<<<<

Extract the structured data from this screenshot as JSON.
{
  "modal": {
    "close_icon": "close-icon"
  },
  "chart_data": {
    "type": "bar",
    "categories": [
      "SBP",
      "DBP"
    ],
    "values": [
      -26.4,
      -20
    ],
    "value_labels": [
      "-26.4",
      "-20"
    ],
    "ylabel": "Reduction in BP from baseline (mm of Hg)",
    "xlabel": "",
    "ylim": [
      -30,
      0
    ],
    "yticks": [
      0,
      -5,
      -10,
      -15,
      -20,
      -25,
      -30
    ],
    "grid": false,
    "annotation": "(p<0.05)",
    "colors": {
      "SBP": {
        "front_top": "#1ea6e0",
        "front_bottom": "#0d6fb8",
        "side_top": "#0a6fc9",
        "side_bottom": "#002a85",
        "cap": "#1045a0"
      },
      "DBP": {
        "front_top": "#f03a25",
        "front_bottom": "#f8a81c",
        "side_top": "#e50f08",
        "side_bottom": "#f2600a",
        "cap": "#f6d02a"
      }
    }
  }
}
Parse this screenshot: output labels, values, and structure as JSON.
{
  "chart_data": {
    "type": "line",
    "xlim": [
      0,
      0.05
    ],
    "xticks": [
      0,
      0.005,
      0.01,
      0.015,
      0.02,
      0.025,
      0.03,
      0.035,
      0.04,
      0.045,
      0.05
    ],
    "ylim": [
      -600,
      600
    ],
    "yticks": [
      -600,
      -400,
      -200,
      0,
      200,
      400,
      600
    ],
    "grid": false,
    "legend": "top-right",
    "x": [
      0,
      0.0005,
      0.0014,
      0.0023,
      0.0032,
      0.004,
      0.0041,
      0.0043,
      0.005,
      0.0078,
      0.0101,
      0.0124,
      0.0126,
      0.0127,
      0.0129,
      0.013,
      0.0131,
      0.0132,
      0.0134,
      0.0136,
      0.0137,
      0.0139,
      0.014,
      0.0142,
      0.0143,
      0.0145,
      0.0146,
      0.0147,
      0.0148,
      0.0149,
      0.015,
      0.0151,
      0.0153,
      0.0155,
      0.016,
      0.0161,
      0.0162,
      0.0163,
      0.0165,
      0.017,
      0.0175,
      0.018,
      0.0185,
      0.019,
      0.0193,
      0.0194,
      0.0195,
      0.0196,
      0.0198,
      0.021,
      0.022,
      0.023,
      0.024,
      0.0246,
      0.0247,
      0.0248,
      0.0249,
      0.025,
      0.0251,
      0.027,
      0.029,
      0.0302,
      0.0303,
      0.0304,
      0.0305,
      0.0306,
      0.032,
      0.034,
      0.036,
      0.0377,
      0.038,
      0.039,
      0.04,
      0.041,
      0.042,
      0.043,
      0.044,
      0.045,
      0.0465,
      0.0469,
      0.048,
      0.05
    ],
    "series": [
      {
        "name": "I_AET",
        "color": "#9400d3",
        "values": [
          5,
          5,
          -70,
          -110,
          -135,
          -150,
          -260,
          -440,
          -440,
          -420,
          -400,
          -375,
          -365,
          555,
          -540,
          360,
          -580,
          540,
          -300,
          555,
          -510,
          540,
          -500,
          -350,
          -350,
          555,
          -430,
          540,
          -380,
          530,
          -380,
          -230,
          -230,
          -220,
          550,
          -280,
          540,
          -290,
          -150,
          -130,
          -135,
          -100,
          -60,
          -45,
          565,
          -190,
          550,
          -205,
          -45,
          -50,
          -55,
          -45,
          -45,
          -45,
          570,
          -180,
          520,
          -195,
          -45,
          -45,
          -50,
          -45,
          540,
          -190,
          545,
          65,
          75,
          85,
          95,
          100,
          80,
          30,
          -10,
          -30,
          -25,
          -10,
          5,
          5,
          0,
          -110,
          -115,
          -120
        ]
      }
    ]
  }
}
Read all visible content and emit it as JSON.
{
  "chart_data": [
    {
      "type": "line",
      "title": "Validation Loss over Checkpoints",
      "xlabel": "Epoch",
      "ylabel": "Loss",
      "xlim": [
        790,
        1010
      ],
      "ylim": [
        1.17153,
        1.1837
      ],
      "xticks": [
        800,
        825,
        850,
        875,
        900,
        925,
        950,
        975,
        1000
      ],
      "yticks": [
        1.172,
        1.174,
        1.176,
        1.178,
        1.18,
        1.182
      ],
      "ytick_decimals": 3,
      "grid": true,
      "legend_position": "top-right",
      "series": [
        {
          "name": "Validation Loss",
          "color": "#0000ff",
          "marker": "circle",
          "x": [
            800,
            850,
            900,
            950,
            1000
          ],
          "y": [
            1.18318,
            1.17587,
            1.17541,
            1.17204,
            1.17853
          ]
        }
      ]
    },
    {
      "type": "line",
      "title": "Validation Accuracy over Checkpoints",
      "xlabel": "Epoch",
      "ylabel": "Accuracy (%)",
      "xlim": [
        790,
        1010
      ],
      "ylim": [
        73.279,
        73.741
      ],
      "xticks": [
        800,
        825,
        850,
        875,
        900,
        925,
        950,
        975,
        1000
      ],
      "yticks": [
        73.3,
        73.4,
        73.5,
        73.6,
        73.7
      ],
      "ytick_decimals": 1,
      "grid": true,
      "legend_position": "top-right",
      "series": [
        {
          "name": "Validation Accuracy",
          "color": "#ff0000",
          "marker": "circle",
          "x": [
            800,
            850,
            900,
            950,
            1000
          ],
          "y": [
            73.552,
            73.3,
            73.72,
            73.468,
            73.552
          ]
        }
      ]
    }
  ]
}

>>>>

Your task is to output all of the data above word for word.

Extract the structured data from this screenshot as JSON.
{
  "modal": {
    "close_icon": "close-icon"
  },
  "chart_data": {
    "type": "bar",
    "categories": [
      "SBP",
      "DBP"
    ],
    "values": [
      -26.4,
      -20
    ],
    "value_labels": [
      "-26.4",
      "-20"
    ],
    "ylabel": "Reduction in BP from baseline (mm of Hg)",
    "xlabel": "",
    "ylim": [
      -30,
      0
    ],
    "yticks": [
      0,
      -5,
      -10,
      -15,
      -20,
      -25,
      -30
    ],
    "grid": false,
    "annotation": "(p<0.05)",
    "colors": {
      "SBP": {
        "front_top": "#1ea6e0",
        "front_bottom": "#0d6fb8",
        "side_top": "#0a6fc9",
        "side_bottom": "#002a85",
        "cap": "#1045a0"
      },
      "DBP": {
        "front_top": "#f03a25",
        "front_bottom": "#f8a81c",
        "side_top": "#e50f08",
        "side_bottom": "#f2600a",
        "cap": "#f6d02a"
      }
    }
  }
}
Parse this screenshot: output labels, values, and structure as JSON.
{
  "chart_data": {
    "type": "line",
    "xlim": [
      0,
      0.05
    ],
    "xticks": [
      0,
      0.005,
      0.01,
      0.015,
      0.02,
      0.025,
      0.03,
      0.035,
      0.04,
      0.045,
      0.05
    ],
    "ylim": [
      -600,
      600
    ],
    "yticks": [
      -600,
      -400,
      -200,
      0,
      200,
      400,
      600
    ],
    "grid": false,
    "legend": "top-right",
    "x": [
      0,
      0.0005,
      0.0014,
      0.0023,
      0.0032,
      0.004,
      0.0041,
      0.0043,
      0.005,
      0.0078,
      0.0101,
      0.0124,
      0.0126,
      0.0127,
      0.0129,
      0.013,
      0.0131,
      0.0132,
      0.0134,
      0.0136,
      0.0137,
      0.0139,
      0.014,
      0.0142,
      0.0143,
      0.0145,
      0.0146,
      0.0147,
      0.0148,
      0.0149,
      0.015,
      0.0151,
      0.0153,
      0.0155,
      0.016,
      0.0161,
      0.0162,
      0.0163,
      0.0165,
      0.017,
      0.0175,
      0.018,
      0.0185,
      0.019,
      0.0193,
      0.0194,
      0.0195,
      0.0196,
      0.0198,
      0.021,
      0.022,
      0.023,
      0.024,
      0.0246,
      0.0247,
      0.0248,
      0.0249,
      0.025,
      0.0251,
      0.027,
      0.029,
      0.0302,
      0.0303,
      0.0304,
      0.0305,
      0.0306,
      0.032,
      0.034,
      0.036,
      0.0377,
      0.038,
      0.039,
      0.04,
      0.041,
      0.042,
      0.043,
      0.044,
      0.045,
      0.0465,
      0.0469,
      0.048,
      0.05
    ],
    "series": [
      {
        "name": "I_AET",
        "color": "#9400d3",
        "values": [
          5,
          5,
          -70,
          -110,
          -135,
          -150,
          -260,
          -440,
          -440,
          -420,
          -400,
          -375,
          -365,
          555,
          -540,
          360,
          -580,
          540,
          -300,
          555,
          -510,
          540,
          -500,
          -350,
          -350,
          555,
          -430,
          540,
          -380,
          530,
          -380,
          -230,
          -230,
          -220,
          550,
          -280,
          540,
          -290,
          -150,
          -130,
          -135,
          -100,
          -60,
          -45,
          565,
          -190,
          550,
          -205,
          -45,
          -50,
          -55,
          -45,
          -45,
          -45,
          570,
          -180,
          520,
          -195,
          -45,
          -45,
          -50,
          -45,
          540,
          -190,
          545,
          65,
          75,
          85,
          95,
          100,
          80,
          30,
          -10,
          -30,
          -25,
          -10,
          5,
          5,
          0,
          -110,
          -115,
          -120
        ]
      }
    ]
  }
}
Read all visible content and emit it as JSON.
{
  "chart_data": [
    {
      "type": "line",
      "title": "Validation Loss over Checkpoints",
      "xlabel": "Epoch",
      "ylabel": "Loss",
      "xlim": [
        790,
        1010
      ],
      "ylim": [
        1.17153,
        1.1837
      ],
      "xticks": [
        800,
        825,
        850,
        875,
        900,
        925,
        950,
        975,
        1000
      ],
      "yticks": [
        1.172,
        1.174,
        1.176,
        1.178,
        1.18,
        1.182
      ],
      "ytick_decimals": 3,
      "grid": true,
      "legend_position": "top-right",
      "series": [
        {
          "name": "Validation Loss",
          "color": "#0000ff",
          "marker": "circle",
          "x": [
            800,
            850,
            900,
            950,
            1000
          ],
          "y": [
            1.18318,
            1.17587,
            1.17541,
            1.17204,
            1.17853
          ]
        }
      ]
    },
    {
      "type": "line",
      "title": "Validation Accuracy over Checkpoints",
      "xlabel": "Epoch",
      "ylabel": "Accuracy (%)",
      "xlim": [
        790,
        1010
      ],
      "ylim": [
        73.279,
        73.741
      ],
      "xticks": [
        800,
        825,
        850,
        875,
        900,
        925,
        950,
        975,
        1000
      ],
      "yticks": [
        73.3,
        73.4,
        73.5,
        73.6,
        73.7
      ],
      "ytick_decimals": 1,
      "grid": true,
      "legend_position": "top-right",
      "series": [
        {
          "name": "Validation Accuracy",
          "color": "#ff0000",
          "marker": "circle",
          "x": [
            800,
            850,
            900,
            950,
            1000
          ],
          "y": [
            73.552,
            73.3,
            73.72,
            73.468,
            73.552
          ]
        }
      ]
    }
  ]
}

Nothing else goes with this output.